**WHAT IS BEING ASKED:**
Make an exact copy of all the entries below, with the pictures left out.

**RECORDS SHOWN:**

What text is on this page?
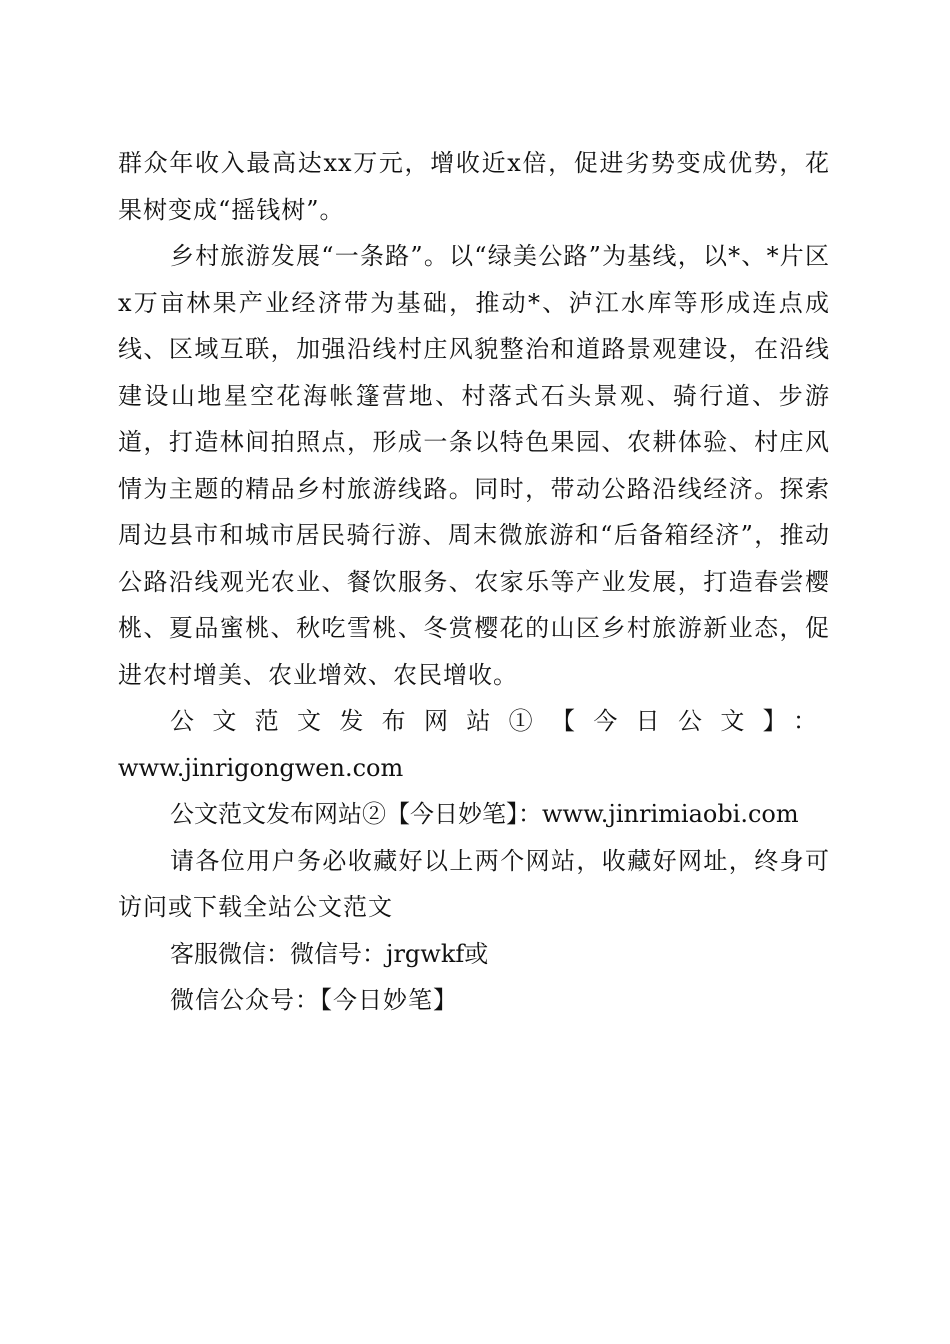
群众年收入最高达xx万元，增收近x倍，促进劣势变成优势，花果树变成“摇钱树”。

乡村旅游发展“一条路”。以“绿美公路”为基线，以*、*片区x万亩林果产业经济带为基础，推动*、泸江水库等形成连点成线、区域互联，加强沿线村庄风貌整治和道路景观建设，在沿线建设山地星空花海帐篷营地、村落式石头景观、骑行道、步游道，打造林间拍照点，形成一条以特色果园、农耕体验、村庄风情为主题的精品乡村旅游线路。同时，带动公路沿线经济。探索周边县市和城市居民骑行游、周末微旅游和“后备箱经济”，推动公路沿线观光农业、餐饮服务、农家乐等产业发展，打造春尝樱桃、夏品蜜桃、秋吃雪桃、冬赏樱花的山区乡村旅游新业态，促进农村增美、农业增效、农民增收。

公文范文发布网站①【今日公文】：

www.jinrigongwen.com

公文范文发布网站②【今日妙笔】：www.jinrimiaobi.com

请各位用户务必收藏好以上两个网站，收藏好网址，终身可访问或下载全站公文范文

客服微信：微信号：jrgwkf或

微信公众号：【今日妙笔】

**WRITTEN SOLUTION:**
What text is on this page?
群众年收入最高达xx万元，增收近x倍，促进劣势变成优势，花果树变成“摇钱树”。

乡村旅游发展“一条路”。以“绿美公路”为基线，以*、*片区x万亩林果产业经济带为基础，推动*、泸江水库等形成连点成线、区域互联，加强沿线村庄风貌整治和道路景观建设，在沿线建设山地星空花海帐篷营地、村落式石头景观、骑行道、步游道，打造林间拍照点，形成一条以特色果园、农耕体验、村庄风情为主题的精品乡村旅游线路。同时，带动公路沿线经济。探索周边县市和城市居民骑行游、周末微旅游和“后备箱经济”，推动公路沿线观光农业、餐饮服务、农家乐等产业发展，打造春尝樱桃、夏品蜜桃、秋吃雪桃、冬赏樱花的山区乡村旅游新业态，促进农村增美、农业增效、农民增收。

公文范文发布网站①【今日公文】：

www.jinrigongwen.com

公文范文发布网站②【今日妙笔】：www.jinrimiaobi.com

请各位用户务必收藏好以上两个网站，收藏好网址，终身可访问或下载全站公文范文

客服微信：微信号：jrgwkf或

微信公众号：【今日妙笔】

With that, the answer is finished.